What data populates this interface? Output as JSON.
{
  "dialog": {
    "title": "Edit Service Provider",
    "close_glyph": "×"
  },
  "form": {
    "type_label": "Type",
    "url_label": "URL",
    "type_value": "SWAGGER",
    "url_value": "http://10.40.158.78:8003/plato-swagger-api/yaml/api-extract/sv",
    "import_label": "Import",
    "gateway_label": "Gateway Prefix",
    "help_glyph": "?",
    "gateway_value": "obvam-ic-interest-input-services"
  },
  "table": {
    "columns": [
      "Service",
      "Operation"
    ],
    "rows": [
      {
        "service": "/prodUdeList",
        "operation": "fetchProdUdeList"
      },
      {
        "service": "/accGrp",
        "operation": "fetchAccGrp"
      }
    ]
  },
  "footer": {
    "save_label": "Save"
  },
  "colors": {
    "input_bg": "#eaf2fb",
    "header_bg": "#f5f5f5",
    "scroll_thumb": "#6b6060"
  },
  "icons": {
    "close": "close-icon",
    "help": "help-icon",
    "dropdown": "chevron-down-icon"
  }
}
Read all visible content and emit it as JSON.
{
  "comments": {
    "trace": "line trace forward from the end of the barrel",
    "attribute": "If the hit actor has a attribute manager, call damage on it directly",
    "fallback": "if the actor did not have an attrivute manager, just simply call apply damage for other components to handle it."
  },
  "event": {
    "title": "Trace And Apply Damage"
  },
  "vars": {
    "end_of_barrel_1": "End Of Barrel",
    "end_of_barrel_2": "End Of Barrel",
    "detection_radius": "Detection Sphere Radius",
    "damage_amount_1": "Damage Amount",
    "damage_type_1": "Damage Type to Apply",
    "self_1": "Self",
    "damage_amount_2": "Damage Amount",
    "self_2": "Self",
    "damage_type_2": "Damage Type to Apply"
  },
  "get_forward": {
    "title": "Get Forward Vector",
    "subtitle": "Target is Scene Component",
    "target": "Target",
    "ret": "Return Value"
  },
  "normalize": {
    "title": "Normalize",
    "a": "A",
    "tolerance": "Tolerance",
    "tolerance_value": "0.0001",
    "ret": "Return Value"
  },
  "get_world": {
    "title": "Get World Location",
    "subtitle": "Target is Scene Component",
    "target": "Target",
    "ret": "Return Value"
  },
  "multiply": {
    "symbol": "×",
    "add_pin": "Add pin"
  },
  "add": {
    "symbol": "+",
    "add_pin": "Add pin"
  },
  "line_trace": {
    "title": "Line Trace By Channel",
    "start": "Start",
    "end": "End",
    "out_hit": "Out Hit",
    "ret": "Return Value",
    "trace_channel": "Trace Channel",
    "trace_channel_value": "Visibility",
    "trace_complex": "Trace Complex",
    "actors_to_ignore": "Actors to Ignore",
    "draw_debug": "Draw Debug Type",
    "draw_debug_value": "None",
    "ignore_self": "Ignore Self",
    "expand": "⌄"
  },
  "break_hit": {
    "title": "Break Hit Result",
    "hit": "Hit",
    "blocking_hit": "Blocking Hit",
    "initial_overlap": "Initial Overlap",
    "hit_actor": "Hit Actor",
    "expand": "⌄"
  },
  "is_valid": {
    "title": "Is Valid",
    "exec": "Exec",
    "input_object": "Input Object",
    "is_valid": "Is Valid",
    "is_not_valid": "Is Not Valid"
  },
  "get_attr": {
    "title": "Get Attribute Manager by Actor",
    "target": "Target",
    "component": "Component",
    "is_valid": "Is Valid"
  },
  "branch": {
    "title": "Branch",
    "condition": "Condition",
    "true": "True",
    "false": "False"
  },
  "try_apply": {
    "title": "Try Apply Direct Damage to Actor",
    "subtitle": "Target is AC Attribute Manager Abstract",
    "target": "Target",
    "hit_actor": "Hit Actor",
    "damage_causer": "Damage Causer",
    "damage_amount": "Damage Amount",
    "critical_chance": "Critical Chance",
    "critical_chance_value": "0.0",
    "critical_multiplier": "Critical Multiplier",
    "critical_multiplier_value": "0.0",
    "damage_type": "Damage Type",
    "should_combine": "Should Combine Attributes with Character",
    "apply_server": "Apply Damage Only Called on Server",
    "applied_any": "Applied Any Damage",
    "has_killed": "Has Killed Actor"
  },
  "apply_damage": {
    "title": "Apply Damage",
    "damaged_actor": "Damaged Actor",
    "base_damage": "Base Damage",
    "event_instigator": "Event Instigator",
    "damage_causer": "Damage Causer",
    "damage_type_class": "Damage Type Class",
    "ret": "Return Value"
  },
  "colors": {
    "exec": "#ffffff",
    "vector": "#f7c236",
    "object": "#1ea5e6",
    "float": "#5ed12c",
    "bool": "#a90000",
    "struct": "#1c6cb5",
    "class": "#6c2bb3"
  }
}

# # #

### [AIM]
Using the listing above, please repeat every entry exactly.

### [SOLUTION TO THE EXERCISE]
What data populates this interface? Output as JSON.
{
  "dialog": {
    "title": "Edit Service Provider",
    "close_glyph": "×"
  },
  "form": {
    "type_label": "Type",
    "url_label": "URL",
    "type_value": "SWAGGER",
    "url_value": "http://10.40.158.78:8003/plato-swagger-api/yaml/api-extract/sv",
    "import_label": "Import",
    "gateway_label": "Gateway Prefix",
    "help_glyph": "?",
    "gateway_value": "obvam-ic-interest-input-services"
  },
  "table": {
    "columns": [
      "Service",
      "Operation"
    ],
    "rows": [
      {
        "service": "/prodUdeList",
        "operation": "fetchProdUdeList"
      },
      {
        "service": "/accGrp",
        "operation": "fetchAccGrp"
      }
    ]
  },
  "footer": {
    "save_label": "Save"
  },
  "colors": {
    "input_bg": "#eaf2fb",
    "header_bg": "#f5f5f5",
    "scroll_thumb": "#6b6060"
  },
  "icons": {
    "close": "close-icon",
    "help": "help-icon",
    "dropdown": "chevron-down-icon"
  }
}
Read all visible content and emit it as JSON.
{
  "comments": {
    "trace": "line trace forward from the end of the barrel",
    "attribute": "If the hit actor has a attribute manager, call damage on it directly",
    "fallback": "if the actor did not have an attrivute manager, just simply call apply damage for other components to handle it."
  },
  "event": {
    "title": "Trace And Apply Damage"
  },
  "vars": {
    "end_of_barrel_1": "End Of Barrel",
    "end_of_barrel_2": "End Of Barrel",
    "detection_radius": "Detection Sphere Radius",
    "damage_amount_1": "Damage Amount",
    "damage_type_1": "Damage Type to Apply",
    "self_1": "Self",
    "damage_amount_2": "Damage Amount",
    "self_2": "Self",
    "damage_type_2": "Damage Type to Apply"
  },
  "get_forward": {
    "title": "Get Forward Vector",
    "subtitle": "Target is Scene Component",
    "target": "Target",
    "ret": "Return Value"
  },
  "normalize": {
    "title": "Normalize",
    "a": "A",
    "tolerance": "Tolerance",
    "tolerance_value": "0.0001",
    "ret": "Return Value"
  },
  "get_world": {
    "title": "Get World Location",
    "subtitle": "Target is Scene Component",
    "target": "Target",
    "ret": "Return Value"
  },
  "multiply": {
    "symbol": "×",
    "add_pin": "Add pin"
  },
  "add": {
    "symbol": "+",
    "add_pin": "Add pin"
  },
  "line_trace": {
    "title": "Line Trace By Channel",
    "start": "Start",
    "end": "End",
    "out_hit": "Out Hit",
    "ret": "Return Value",
    "trace_channel": "Trace Channel",
    "trace_channel_value": "Visibility",
    "trace_complex": "Trace Complex",
    "actors_to_ignore": "Actors to Ignore",
    "draw_debug": "Draw Debug Type",
    "draw_debug_value": "None",
    "ignore_self": "Ignore Self",
    "expand": "⌄"
  },
  "break_hit": {
    "title": "Break Hit Result",
    "hit": "Hit",
    "blocking_hit": "Blocking Hit",
    "initial_overlap": "Initial Overlap",
    "hit_actor": "Hit Actor",
    "expand": "⌄"
  },
  "is_valid": {
    "title": "Is Valid",
    "exec": "Exec",
    "input_object": "Input Object",
    "is_valid": "Is Valid",
    "is_not_valid": "Is Not Valid"
  },
  "get_attr": {
    "title": "Get Attribute Manager by Actor",
    "target": "Target",
    "component": "Component",
    "is_valid": "Is Valid"
  },
  "branch": {
    "title": "Branch",
    "condition": "Condition",
    "true": "True",
    "false": "False"
  },
  "try_apply": {
    "title": "Try Apply Direct Damage to Actor",
    "subtitle": "Target is AC Attribute Manager Abstract",
    "target": "Target",
    "hit_actor": "Hit Actor",
    "damage_causer": "Damage Causer",
    "damage_amount": "Damage Amount",
    "critical_chance": "Critical Chance",
    "critical_chance_value": "0.0",
    "critical_multiplier": "Critical Multiplier",
    "critical_multiplier_value": "0.0",
    "damage_type": "Damage Type",
    "should_combine": "Should Combine Attributes with Character",
    "apply_server": "Apply Damage Only Called on Server",
    "applied_any": "Applied Any Damage",
    "has_killed": "Has Killed Actor"
  },
  "apply_damage": {
    "title": "Apply Damage",
    "damaged_actor": "Damaged Actor",
    "base_damage": "Base Damage",
    "event_instigator": "Event Instigator",
    "damage_causer": "Damage Causer",
    "damage_type_class": "Damage Type Class",
    "ret": "Return Value"
  },
  "colors": {
    "exec": "#ffffff",
    "vector": "#f7c236",
    "object": "#1ea5e6",
    "float": "#5ed12c",
    "bool": "#a90000",
    "struct": "#1c6cb5",
    "class": "#6c2bb3"
  }
}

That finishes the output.